Stated problem a: Please count the lines in the records below that contain the string "isometric", treating case as significant, and reply with only the number.

━━━━━━━━━━━━━━━━━━━━━━━━━━━━━━

A bundle of myrrh is my beloved to me: he shall abide between my breasts. A cluster of Cyprus my love is to me in the vineyards of Engaddi. [Cant 1.12-13] The Bride-Church, or the soul, enters the wood of all the afflictions and sufferings of her Spouse, and humbly gathers now insults there, now blows and spitting here, now jeers and scourging on one side, now on the other the Cross, nails and lance; and makes herself a bundle of myrrh, of sorrow and bitterness, and puts it in her breast, where her heart is, where her love is. The Beloved, who tomorrow will be a bundle of myrrh for his Bride, today is to her a cluster of Cyprus.

My chalice which inebriateth me, (the ‘cluster of Cyprus’) how goodly it is! [Ps 22.5] (the purified wine, the most pure blood of the grape). And where is it found? Whence does it spring? In the vineyards of Engeddi (meaning ‘spring of the kid’, the stinking goat).

The vineyards of Engeddi are the wounds of our Beloved, wherein is a living spring of water, purifying all foulness, washing all filth away. In this spring the thief washed his crimes, when he confessed: Remember me when thou shalt come into thy kingdom. [Lk 23.42]

Of this spring Zechariah 13 says: In that day there shall be a fountain open to the house of David and to the inhabitants of Jerusalem: for the washing of the sinner and of the unclean woman. [Zech 13.1] Look! The fountain is open, and communicates itself to all! Come, then, and draw, and washe away your hidden sins and those which are manifest (represented by the unclean woman).

━━━━━━━━━━━━━━━━━━━━━━━━━━━━━━

Stated problem b: Extend the commentary on the bundle of myrrh and the vineyards of Engaddi, picking up after its final sentence.

━━━━━━━━━━━━━━━━━━━━━━━━━━━━━━

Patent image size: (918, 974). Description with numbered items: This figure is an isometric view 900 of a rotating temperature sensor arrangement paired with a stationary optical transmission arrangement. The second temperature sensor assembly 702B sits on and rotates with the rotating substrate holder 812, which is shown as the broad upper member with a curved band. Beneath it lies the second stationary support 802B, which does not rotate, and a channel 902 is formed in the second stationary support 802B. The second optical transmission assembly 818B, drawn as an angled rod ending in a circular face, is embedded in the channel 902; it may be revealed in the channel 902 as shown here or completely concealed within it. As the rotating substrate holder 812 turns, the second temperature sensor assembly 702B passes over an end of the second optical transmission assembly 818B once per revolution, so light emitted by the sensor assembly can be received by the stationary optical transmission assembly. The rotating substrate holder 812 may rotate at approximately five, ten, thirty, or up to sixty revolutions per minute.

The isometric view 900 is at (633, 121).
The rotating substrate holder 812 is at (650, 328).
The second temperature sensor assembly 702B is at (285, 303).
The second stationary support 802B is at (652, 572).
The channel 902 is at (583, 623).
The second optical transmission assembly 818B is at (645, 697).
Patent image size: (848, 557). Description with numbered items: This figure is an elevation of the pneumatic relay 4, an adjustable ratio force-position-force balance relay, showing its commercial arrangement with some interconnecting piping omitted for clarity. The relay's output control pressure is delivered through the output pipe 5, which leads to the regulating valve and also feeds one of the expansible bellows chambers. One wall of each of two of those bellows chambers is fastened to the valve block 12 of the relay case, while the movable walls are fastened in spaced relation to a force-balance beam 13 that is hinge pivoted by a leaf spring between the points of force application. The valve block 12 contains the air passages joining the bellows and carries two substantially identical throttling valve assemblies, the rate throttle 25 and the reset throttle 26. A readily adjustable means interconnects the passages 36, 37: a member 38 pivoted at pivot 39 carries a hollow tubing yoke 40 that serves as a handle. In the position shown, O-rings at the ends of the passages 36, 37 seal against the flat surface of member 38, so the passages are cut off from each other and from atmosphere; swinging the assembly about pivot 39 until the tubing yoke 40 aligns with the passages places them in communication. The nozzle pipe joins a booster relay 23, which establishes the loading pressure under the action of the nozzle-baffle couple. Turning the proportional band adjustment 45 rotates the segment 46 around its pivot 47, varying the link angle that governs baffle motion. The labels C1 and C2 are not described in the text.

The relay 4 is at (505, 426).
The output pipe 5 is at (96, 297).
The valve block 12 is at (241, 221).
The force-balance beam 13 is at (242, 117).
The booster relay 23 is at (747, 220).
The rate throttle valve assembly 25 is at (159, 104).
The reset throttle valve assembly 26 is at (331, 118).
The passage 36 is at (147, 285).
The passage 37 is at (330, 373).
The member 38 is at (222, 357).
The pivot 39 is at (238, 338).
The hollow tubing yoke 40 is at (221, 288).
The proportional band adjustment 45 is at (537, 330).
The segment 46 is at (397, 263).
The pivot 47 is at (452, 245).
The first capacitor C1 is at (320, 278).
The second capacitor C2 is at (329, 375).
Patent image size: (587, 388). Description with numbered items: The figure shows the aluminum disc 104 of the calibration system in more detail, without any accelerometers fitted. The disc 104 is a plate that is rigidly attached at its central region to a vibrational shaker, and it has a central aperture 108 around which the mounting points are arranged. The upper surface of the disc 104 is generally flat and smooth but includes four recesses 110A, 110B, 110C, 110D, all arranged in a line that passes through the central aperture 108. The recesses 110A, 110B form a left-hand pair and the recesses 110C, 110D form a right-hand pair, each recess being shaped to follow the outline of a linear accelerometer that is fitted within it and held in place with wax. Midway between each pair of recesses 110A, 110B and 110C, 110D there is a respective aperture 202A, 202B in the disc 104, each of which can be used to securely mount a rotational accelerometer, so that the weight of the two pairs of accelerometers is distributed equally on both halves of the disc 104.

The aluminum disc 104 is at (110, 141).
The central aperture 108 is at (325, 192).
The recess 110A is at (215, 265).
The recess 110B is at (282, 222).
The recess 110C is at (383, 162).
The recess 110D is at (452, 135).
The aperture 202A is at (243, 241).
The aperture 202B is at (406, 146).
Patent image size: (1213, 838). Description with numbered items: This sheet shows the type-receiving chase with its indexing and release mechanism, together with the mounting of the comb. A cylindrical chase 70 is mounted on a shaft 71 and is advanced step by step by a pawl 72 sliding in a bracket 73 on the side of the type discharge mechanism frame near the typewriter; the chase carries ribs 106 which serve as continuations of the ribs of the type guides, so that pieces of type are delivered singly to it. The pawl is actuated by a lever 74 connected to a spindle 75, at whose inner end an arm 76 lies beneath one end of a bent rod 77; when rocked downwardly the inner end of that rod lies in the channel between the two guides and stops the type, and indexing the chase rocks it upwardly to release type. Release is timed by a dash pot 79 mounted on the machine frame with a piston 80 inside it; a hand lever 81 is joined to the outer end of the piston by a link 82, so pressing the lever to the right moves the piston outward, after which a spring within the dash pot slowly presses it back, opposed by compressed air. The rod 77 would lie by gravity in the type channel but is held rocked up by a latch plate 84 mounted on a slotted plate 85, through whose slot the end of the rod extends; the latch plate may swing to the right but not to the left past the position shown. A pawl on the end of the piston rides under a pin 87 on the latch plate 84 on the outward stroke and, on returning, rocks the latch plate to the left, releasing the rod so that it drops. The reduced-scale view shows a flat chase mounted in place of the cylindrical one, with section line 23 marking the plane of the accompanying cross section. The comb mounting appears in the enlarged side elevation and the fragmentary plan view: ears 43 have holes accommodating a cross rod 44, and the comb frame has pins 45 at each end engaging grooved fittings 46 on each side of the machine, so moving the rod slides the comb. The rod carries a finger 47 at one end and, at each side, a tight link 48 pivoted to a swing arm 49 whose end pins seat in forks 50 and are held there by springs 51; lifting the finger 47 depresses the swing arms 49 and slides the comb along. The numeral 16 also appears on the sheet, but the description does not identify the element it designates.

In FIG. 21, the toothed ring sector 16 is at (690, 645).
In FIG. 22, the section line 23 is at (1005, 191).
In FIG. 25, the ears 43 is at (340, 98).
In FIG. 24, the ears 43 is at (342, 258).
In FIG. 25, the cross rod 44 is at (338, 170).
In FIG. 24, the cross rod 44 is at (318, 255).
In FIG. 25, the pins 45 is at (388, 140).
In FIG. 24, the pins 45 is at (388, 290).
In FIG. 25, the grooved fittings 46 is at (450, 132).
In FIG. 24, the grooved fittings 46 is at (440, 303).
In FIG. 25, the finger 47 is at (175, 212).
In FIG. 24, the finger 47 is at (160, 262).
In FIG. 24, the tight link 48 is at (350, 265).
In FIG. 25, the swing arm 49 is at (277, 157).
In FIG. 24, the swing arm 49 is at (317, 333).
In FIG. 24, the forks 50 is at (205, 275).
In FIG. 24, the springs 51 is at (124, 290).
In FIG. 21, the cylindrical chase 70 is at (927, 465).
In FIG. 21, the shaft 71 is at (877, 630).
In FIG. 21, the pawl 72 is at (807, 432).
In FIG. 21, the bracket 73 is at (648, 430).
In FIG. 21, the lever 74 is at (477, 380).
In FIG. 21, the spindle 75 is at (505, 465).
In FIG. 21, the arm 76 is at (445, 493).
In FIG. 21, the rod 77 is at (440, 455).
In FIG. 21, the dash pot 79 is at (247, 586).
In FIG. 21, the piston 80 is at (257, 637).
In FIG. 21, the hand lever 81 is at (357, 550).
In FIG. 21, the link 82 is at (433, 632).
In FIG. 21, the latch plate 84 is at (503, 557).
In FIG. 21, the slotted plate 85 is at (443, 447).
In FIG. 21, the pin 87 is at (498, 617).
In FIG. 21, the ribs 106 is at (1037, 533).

━━━━━━━━━━━━━━━━━━━━━━━━━━━━━━

Right answer a: 2

Right answer b:
8. Behold our Beloved, a cluster of Cyprus, a bundle of myrrh, in this banquet celebrated with rich food and fine drink; Then a hymn being said, he went out with his disciples to mount Olivet [cf. Mt 26.30]. He spent the whole of this night sleepless, so as to transact carefully the business of our salvation. He drew apart from the Apostles, he began to grow sorrowful even unto death, to fall on his knees before the Father, and ask that, if it were possible, the hour might pass him by; yet submitting his own will to the Father’s [cf. Mt 26.38-39].

Being in an agony, his sweat became as drops of blood [cf. Lk 22.44]. After this he was betrayed by a disciple’s kiss, bound, and led away like a thief [cf. Mt 26.47,50,55; Lk 22.47-48,52]. His face was veiled, he was spat on [cf. Lk 22.63-64; Mk 14.65]. His beard was plucked, he was struck on the head with a reed, and buffeted with blows [cf. Mk 15.17-19]. He was scourged at the pillar, crowned with thorns and condemned to death. The wood of the Cross was laid on his shoulders and he went out to Calvary [cf. Jn 19.1-2,17]. He was stripped of his garments, crucified naked between two thieves, given gall and vinegar to drink, blasphemed by the passers-by [Mt 27.34,39; Mk 15.23,27-30; Lk 23.33-36]. And what more? Life died on behalf of the dead.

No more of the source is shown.